● **What is required**:
Using the entries that follow, collect the lines where the word "provincia" appears.

## begin Recorded data

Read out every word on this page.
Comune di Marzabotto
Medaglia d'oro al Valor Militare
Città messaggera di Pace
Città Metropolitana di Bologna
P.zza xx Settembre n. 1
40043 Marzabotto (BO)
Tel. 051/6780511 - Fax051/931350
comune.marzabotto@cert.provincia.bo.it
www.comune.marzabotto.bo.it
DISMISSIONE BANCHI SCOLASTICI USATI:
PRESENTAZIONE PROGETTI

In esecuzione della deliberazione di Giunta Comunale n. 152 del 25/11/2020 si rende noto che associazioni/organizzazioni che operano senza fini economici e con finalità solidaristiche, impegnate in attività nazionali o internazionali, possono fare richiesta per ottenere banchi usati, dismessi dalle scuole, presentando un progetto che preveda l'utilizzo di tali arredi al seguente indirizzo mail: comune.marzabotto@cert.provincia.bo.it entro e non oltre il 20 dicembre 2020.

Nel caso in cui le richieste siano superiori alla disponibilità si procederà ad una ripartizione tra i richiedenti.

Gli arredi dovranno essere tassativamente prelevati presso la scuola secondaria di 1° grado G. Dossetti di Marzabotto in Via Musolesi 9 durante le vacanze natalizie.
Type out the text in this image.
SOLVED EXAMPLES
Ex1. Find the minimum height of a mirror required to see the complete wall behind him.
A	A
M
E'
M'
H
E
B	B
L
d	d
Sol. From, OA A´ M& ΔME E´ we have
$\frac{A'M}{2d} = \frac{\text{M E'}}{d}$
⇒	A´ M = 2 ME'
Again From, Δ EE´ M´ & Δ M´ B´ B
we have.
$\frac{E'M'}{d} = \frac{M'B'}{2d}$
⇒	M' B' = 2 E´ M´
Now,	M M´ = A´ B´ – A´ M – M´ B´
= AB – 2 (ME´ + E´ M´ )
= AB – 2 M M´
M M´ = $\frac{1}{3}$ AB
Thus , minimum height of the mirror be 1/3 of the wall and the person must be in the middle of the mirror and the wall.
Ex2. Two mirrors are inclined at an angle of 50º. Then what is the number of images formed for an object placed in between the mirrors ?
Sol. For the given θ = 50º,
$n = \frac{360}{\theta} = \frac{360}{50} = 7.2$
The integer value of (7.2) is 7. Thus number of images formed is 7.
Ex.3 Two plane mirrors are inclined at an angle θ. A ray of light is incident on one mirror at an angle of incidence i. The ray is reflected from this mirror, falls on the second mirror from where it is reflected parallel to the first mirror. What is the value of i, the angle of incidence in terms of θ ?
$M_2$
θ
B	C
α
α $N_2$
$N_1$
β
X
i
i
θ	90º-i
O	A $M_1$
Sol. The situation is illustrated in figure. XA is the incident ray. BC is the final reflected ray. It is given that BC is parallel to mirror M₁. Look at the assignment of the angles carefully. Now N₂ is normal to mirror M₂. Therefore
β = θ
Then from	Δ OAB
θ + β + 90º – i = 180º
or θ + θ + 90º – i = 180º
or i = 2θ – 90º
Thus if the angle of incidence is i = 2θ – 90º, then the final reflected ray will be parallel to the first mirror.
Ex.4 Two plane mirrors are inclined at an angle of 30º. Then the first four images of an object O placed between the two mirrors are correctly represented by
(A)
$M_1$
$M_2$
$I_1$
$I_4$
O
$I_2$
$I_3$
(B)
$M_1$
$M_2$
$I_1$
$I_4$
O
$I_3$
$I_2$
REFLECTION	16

## end Recorded data

● **Exercise response**:
comune.marzabotto@cert.provincia.bo.it
In esecuzione della deliberazione di Giunta Comunale n. 152 del 25/11/2020 si rende noto che associazioni/organizzazioni che operano senza fini economici e con finalità solidaristiche, impegnate in attività nazionali o internazionali, possono fare richiesta per ottenere banchi usati, dismessi dalle scuole, presentando un progetto che preveda l'utilizzo di tali arredi al seguente indirizzo mail: comune.marzabotto@cert.provincia.bo.it entro e non oltre il 20 dicembre 2020.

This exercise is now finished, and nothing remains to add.